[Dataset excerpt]
%%
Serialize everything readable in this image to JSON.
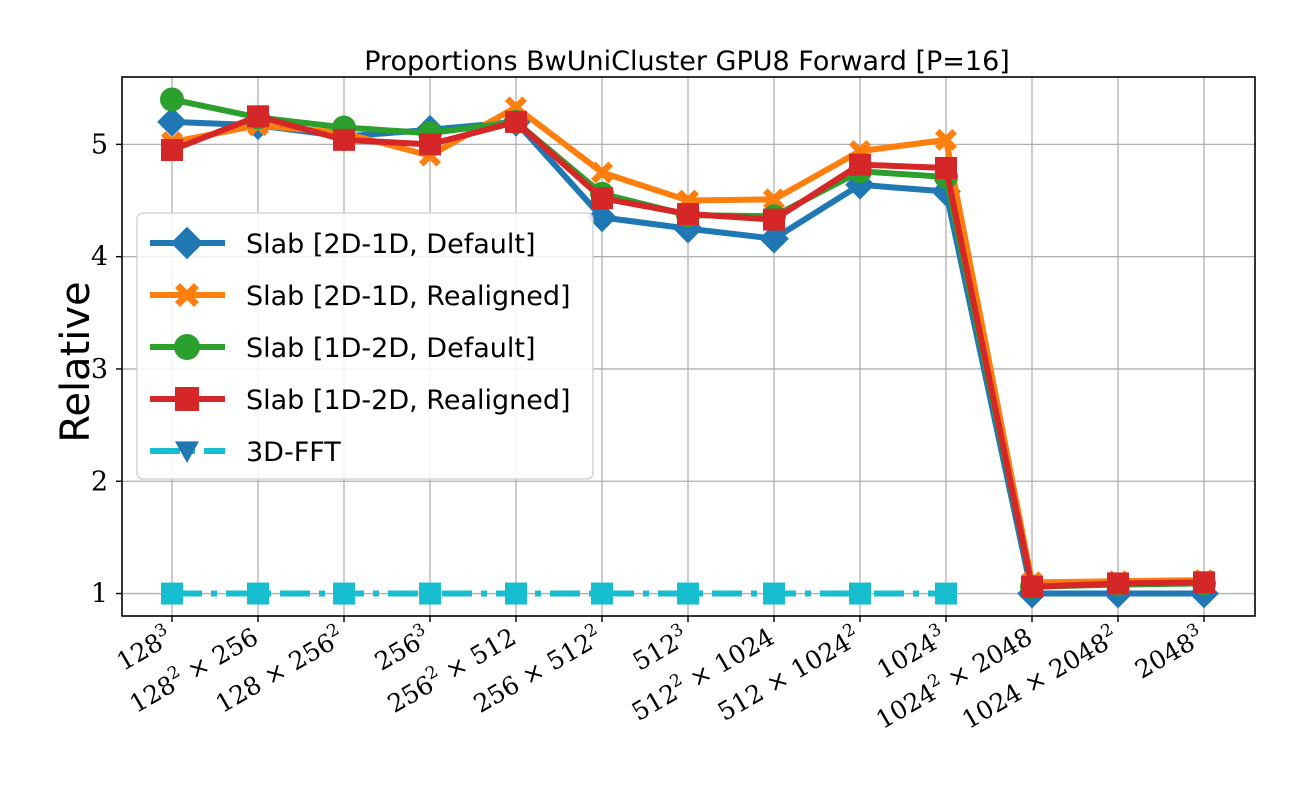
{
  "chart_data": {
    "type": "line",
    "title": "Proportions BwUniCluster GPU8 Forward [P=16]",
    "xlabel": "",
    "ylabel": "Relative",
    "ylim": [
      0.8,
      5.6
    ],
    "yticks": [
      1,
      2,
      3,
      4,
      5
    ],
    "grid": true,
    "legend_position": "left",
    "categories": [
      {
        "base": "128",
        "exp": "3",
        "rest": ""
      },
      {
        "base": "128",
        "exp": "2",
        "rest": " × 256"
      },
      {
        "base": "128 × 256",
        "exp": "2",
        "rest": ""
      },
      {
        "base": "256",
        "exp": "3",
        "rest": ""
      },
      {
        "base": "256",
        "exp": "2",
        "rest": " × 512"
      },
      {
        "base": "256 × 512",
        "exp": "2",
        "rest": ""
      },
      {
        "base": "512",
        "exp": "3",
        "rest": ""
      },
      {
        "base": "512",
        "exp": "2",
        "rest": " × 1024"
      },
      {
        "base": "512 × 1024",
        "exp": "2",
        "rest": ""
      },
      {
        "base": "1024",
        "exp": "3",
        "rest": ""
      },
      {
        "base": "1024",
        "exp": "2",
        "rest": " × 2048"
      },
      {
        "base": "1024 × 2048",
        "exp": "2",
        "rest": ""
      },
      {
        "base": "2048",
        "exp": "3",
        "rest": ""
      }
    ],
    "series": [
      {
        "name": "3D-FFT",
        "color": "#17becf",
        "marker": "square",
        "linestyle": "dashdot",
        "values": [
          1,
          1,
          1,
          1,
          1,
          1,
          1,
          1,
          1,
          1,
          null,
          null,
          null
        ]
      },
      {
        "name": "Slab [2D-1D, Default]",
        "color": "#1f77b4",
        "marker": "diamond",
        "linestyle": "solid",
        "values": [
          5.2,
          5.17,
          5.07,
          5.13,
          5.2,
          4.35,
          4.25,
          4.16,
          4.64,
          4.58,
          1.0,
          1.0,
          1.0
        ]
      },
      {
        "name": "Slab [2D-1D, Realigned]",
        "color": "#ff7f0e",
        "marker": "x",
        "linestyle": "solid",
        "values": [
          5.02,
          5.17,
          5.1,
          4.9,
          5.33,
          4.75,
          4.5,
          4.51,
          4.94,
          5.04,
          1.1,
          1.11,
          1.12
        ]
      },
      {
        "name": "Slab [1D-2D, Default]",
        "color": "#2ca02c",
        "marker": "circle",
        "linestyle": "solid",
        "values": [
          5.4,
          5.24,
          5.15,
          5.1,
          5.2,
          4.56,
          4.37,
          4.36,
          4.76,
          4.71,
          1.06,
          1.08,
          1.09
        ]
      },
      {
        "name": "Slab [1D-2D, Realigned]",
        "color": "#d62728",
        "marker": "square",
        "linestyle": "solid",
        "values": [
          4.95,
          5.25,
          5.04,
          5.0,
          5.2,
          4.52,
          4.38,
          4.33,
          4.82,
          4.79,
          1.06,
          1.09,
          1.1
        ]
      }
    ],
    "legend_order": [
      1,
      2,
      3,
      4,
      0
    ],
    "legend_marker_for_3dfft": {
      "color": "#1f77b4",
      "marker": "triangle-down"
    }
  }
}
%%
%%
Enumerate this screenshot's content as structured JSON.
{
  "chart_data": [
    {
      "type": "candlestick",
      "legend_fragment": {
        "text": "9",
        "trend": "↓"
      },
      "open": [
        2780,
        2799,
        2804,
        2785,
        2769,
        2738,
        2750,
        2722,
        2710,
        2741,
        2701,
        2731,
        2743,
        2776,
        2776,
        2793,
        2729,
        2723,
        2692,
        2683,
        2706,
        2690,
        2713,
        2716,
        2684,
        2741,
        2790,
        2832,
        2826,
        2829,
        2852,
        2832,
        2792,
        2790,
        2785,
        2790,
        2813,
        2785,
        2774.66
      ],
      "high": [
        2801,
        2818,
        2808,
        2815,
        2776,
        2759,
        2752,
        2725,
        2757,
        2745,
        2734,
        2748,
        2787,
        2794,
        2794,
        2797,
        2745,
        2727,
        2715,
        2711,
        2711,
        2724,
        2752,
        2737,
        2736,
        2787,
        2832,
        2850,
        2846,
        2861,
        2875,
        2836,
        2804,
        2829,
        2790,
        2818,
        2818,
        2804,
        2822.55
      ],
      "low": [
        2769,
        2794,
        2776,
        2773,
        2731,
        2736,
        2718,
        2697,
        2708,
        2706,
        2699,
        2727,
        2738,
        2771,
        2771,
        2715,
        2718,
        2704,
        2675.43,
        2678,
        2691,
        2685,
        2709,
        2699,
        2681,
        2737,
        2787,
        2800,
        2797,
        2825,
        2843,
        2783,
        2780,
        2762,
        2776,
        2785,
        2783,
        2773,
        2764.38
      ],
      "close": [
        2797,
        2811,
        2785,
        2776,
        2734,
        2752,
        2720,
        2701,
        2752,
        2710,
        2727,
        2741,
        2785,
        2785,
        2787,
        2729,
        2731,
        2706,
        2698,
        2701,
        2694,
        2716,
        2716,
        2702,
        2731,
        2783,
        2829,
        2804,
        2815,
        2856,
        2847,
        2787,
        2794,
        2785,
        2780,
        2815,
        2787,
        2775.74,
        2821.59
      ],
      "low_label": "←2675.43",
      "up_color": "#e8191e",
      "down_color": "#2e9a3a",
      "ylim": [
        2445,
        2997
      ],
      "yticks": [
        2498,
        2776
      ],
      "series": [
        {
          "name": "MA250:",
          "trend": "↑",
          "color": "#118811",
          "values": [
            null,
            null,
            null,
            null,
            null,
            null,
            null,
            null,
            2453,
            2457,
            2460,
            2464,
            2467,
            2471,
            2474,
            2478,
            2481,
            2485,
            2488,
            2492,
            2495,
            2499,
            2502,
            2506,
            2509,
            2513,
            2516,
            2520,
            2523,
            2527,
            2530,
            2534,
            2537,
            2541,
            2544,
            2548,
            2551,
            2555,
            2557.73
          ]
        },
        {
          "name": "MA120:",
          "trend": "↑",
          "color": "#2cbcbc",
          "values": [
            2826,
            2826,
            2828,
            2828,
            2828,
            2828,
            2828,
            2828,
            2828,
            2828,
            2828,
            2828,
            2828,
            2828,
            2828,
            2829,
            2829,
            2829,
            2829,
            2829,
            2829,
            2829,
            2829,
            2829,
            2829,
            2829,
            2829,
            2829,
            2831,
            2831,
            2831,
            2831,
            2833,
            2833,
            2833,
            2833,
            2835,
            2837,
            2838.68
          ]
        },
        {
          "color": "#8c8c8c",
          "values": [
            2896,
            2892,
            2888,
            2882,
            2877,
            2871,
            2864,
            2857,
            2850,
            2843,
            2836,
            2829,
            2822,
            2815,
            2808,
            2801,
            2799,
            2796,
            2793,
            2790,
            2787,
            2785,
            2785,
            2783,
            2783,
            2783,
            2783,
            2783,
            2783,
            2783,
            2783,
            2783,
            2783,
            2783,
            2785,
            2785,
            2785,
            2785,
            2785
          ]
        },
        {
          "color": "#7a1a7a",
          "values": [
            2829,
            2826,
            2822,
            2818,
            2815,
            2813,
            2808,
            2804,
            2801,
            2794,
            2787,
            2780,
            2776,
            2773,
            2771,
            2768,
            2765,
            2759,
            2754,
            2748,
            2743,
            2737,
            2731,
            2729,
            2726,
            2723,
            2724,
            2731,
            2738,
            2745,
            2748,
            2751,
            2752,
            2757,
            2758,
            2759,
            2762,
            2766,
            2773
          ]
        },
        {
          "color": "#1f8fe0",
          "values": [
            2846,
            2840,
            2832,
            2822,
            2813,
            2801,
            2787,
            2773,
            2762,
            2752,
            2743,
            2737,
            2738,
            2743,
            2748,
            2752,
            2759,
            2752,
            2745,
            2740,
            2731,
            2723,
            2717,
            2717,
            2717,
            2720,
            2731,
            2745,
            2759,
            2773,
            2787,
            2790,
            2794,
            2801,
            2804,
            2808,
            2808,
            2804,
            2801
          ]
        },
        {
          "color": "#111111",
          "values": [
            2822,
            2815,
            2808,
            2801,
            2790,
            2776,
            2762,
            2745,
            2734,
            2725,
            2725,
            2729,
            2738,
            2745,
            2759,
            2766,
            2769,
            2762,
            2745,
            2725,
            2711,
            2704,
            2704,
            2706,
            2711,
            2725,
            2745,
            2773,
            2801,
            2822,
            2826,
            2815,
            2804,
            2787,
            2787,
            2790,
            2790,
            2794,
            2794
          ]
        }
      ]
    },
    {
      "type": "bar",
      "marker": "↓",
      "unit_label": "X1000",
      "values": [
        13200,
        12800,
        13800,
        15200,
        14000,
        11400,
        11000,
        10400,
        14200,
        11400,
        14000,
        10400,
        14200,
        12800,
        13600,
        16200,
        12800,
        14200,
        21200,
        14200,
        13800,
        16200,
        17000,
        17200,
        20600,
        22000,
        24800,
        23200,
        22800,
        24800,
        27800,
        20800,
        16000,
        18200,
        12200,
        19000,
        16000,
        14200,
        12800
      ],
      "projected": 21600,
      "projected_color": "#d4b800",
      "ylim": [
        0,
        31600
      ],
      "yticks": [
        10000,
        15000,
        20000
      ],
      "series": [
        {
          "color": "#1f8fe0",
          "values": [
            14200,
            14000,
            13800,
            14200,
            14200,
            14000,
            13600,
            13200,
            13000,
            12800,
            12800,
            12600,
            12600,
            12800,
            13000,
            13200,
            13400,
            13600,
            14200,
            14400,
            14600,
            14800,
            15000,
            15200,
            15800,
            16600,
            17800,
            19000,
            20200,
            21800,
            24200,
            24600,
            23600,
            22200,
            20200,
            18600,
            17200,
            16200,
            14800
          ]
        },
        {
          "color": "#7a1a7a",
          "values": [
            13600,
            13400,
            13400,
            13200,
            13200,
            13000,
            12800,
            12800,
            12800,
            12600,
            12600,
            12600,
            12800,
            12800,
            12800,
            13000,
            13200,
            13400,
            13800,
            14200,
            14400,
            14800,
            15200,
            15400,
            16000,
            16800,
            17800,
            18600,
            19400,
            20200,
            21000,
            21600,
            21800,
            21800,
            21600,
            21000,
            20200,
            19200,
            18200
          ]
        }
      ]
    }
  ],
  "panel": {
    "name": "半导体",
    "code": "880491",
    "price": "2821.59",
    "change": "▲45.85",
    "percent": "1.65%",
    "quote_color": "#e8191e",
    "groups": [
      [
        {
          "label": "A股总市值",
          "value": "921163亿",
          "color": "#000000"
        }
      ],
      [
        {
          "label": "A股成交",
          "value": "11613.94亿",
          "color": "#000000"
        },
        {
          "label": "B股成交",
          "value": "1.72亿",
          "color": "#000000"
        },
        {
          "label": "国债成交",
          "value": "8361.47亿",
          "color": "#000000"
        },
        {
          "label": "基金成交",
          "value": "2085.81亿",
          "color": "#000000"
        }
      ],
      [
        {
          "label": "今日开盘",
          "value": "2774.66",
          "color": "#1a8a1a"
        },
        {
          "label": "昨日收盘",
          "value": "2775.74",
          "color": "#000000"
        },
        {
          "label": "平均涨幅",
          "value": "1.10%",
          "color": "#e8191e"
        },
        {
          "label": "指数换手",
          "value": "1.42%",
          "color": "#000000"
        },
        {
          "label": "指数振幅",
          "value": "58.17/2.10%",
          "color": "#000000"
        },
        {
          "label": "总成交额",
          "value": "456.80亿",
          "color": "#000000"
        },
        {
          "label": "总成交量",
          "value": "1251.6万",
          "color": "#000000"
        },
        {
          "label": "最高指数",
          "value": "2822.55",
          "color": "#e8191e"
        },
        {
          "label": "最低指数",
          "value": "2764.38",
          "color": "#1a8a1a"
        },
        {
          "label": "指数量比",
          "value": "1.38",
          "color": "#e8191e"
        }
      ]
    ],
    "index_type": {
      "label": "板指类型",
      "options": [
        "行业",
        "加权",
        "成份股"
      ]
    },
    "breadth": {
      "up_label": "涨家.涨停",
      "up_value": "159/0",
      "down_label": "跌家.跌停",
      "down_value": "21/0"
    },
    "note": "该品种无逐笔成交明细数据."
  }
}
%%
**What needs to be done:** Spot every line that holds "Default" and copy it.

**Exercise solution:**
        "name": "Slab [2D-1D, Default]",
        "name": "Slab [1D-2D, Default]",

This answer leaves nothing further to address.